Find the number of lines below in which the word "likes" appears, and write that number only.

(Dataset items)
========================
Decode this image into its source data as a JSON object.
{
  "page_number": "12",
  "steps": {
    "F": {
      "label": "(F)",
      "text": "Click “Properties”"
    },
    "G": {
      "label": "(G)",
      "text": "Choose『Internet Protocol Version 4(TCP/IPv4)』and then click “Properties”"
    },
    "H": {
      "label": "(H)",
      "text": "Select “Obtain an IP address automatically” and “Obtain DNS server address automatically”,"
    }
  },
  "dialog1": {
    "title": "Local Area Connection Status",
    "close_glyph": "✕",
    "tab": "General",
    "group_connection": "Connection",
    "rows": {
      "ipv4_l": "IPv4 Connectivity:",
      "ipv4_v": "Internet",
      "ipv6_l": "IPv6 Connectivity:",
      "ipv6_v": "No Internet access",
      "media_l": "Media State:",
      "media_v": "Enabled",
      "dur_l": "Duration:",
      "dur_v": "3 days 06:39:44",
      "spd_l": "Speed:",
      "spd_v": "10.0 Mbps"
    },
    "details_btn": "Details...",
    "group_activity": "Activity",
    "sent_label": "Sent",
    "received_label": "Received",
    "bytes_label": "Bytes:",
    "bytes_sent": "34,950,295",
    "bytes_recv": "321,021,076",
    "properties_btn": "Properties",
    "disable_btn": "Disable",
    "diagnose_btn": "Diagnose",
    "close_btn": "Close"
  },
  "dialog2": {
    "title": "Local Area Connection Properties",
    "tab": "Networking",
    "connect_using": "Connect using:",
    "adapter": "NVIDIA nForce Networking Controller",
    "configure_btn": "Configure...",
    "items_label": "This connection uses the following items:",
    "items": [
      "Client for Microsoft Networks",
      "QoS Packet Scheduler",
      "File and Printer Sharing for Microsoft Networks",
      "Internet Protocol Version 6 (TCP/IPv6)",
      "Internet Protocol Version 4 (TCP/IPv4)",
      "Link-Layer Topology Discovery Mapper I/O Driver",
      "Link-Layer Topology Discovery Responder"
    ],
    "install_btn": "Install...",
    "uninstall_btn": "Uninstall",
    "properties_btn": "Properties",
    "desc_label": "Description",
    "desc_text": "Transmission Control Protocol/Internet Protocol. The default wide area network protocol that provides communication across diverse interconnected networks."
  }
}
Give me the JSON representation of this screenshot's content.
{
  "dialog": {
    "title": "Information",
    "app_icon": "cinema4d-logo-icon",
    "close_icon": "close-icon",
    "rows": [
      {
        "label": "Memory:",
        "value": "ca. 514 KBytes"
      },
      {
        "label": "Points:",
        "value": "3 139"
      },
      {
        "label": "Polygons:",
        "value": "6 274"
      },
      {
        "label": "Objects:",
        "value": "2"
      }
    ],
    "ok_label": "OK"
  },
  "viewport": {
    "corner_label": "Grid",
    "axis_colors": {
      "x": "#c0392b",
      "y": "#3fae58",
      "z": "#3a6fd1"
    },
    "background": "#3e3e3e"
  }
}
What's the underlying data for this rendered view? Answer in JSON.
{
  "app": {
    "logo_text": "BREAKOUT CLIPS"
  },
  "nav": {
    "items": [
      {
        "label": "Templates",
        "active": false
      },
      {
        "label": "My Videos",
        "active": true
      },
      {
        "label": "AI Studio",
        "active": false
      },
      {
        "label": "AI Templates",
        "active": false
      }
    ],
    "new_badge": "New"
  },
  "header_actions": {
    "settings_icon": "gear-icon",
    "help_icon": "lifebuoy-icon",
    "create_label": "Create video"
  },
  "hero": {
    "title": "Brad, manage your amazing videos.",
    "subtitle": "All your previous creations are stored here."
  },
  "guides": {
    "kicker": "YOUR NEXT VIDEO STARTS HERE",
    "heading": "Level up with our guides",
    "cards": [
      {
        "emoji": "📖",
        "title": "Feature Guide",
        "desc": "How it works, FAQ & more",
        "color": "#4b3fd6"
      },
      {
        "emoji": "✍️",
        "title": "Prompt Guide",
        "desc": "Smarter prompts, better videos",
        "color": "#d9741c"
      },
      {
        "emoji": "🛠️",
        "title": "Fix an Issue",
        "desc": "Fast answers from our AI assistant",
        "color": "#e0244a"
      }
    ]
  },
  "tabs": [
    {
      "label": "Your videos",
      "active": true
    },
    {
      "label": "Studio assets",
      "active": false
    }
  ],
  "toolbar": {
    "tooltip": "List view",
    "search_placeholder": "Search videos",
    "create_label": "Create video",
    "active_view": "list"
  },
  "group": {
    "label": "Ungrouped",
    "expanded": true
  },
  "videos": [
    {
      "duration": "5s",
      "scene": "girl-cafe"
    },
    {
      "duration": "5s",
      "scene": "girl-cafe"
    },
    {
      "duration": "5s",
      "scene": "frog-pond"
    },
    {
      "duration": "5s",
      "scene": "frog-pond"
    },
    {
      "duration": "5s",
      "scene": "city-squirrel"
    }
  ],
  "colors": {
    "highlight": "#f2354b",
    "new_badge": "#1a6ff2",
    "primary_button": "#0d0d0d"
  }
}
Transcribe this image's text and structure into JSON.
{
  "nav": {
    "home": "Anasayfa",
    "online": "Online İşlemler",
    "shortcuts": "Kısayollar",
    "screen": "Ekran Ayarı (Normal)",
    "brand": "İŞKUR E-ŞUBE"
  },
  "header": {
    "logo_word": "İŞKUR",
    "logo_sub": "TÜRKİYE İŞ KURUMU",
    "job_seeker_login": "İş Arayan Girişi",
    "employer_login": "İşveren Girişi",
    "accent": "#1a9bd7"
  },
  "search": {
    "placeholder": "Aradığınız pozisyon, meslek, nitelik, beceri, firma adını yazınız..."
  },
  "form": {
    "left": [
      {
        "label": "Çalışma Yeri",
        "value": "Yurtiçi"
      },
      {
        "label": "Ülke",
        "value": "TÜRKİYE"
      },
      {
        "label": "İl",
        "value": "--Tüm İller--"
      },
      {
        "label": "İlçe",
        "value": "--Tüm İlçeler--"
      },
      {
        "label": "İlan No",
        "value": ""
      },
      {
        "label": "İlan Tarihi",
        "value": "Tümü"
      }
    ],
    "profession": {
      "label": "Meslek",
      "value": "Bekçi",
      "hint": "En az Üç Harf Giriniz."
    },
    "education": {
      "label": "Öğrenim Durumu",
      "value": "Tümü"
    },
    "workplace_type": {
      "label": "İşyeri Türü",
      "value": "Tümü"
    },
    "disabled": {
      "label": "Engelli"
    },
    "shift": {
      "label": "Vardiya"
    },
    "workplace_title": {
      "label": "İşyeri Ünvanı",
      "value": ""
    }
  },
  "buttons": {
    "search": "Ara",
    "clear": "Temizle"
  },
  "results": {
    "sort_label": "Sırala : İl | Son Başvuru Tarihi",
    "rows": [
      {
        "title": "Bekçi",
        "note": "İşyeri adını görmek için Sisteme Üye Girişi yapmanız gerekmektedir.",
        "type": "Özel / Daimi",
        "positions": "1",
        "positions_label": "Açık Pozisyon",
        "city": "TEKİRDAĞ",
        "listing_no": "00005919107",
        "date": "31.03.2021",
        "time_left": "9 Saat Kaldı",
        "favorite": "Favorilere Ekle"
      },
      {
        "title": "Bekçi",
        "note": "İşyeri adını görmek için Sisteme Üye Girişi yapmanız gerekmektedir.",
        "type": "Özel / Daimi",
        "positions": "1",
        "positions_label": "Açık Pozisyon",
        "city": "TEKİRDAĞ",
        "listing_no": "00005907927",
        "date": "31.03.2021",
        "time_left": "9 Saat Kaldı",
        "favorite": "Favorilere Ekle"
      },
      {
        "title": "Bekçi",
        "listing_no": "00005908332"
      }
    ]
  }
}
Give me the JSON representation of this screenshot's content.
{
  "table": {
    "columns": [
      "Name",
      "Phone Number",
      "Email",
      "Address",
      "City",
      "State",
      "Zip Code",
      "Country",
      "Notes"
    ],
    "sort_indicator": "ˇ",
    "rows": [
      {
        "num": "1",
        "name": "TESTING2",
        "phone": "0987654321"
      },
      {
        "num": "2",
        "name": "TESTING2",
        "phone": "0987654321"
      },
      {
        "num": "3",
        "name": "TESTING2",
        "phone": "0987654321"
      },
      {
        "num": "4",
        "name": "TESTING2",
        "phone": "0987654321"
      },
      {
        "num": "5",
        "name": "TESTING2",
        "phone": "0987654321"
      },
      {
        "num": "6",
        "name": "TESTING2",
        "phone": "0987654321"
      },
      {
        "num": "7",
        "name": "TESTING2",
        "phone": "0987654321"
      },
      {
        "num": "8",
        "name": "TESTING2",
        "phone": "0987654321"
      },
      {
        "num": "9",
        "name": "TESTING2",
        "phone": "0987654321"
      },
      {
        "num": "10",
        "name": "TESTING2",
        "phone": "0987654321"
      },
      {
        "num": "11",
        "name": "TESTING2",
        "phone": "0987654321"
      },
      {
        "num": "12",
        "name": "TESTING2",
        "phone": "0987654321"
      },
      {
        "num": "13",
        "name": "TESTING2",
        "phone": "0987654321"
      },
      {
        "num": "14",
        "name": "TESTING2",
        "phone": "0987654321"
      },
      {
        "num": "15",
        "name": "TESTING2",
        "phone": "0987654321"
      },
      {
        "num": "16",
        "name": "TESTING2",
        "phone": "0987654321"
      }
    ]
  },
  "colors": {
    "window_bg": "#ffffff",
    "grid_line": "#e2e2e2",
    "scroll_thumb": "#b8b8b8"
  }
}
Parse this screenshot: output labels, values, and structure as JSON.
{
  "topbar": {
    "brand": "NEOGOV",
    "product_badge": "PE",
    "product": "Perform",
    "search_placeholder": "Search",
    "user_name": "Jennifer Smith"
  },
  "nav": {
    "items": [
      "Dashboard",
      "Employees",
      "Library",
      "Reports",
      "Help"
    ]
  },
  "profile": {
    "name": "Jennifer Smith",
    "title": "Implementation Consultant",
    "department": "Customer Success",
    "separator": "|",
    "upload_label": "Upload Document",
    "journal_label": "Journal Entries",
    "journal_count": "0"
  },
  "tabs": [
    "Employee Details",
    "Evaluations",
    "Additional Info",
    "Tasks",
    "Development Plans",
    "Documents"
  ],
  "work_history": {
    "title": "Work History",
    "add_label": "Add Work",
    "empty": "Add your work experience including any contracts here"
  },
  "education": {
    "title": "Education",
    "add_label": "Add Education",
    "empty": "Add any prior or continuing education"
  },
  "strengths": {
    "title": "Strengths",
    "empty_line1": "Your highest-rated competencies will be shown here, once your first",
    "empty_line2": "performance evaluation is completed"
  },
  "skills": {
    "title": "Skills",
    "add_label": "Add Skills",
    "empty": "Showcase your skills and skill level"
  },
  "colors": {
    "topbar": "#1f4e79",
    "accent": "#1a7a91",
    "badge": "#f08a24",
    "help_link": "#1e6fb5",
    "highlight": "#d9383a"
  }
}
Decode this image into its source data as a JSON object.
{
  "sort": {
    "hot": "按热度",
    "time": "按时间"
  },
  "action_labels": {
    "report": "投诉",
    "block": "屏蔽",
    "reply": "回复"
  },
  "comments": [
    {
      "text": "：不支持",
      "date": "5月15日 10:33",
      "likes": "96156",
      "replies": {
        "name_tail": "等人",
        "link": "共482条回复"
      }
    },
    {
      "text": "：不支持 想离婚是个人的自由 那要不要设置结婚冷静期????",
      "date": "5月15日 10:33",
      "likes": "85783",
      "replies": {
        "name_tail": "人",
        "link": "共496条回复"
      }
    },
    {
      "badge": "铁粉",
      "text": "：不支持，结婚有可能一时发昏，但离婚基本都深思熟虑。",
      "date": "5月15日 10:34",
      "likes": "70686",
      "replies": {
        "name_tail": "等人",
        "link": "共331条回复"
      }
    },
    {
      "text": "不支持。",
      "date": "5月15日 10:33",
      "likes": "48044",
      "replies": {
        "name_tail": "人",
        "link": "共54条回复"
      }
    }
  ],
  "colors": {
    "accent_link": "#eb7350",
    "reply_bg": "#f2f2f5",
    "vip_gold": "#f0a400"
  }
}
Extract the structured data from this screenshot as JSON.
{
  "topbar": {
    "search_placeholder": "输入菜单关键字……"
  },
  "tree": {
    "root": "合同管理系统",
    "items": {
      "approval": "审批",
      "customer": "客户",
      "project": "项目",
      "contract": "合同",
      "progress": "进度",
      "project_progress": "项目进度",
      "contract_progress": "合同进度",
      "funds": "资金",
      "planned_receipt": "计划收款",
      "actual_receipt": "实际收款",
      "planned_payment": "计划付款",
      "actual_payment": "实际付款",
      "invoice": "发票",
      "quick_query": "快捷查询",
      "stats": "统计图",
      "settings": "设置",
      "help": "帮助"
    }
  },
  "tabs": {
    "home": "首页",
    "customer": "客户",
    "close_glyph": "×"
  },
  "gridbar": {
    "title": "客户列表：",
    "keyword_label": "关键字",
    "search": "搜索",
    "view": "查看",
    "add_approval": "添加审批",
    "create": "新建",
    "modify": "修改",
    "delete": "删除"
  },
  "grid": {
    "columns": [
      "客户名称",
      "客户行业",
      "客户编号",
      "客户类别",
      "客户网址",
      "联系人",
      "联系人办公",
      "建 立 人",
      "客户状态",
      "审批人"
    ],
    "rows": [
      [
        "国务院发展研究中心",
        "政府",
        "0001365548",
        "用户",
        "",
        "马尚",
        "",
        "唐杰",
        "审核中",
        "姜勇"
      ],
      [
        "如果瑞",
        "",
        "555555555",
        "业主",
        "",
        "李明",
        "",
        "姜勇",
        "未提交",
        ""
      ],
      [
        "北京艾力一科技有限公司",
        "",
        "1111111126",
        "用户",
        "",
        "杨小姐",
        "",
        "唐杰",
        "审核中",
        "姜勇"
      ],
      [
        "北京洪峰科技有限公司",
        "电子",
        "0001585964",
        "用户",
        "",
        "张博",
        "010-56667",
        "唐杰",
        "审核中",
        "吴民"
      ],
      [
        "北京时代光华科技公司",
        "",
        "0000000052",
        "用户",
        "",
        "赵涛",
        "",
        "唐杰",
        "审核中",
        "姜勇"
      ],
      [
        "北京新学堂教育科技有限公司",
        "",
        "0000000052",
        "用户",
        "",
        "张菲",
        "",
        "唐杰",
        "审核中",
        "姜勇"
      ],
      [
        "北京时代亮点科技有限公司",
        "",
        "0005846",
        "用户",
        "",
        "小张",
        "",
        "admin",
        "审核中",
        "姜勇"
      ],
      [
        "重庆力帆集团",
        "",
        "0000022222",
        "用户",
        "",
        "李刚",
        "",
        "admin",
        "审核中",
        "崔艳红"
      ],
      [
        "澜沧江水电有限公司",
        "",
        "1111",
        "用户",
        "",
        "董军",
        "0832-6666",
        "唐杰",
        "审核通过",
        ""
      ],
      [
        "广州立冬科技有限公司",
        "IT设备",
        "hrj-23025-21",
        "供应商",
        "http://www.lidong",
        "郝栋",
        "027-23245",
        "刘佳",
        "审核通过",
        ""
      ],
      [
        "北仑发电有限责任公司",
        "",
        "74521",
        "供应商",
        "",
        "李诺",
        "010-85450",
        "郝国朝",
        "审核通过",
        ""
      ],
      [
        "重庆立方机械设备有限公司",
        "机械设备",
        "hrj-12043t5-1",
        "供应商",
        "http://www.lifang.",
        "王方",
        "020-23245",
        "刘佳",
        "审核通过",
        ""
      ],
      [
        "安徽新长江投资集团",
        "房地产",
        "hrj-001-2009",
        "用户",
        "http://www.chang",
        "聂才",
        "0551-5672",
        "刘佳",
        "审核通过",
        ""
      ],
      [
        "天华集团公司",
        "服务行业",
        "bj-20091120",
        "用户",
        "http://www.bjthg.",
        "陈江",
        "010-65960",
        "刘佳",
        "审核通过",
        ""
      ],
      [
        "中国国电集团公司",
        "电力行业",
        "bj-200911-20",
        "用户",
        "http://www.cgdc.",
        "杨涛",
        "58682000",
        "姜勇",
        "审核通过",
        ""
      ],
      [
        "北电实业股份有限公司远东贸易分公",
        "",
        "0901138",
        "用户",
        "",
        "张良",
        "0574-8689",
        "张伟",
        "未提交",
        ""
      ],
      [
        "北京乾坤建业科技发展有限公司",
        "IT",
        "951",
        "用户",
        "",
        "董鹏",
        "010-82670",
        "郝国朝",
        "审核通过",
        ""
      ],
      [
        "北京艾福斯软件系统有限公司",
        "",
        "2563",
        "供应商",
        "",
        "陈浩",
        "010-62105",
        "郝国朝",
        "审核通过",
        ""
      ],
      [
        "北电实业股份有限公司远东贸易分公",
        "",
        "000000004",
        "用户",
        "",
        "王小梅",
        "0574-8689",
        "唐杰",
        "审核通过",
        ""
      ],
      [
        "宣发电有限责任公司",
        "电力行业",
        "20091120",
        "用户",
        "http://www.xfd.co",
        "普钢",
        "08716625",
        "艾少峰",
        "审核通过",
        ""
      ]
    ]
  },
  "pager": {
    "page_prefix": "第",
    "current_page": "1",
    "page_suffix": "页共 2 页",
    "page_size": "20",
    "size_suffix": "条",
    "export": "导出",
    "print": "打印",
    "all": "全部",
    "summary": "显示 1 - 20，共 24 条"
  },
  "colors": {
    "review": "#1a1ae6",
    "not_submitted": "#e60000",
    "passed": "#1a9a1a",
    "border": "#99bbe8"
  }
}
========================
_Reply_:
4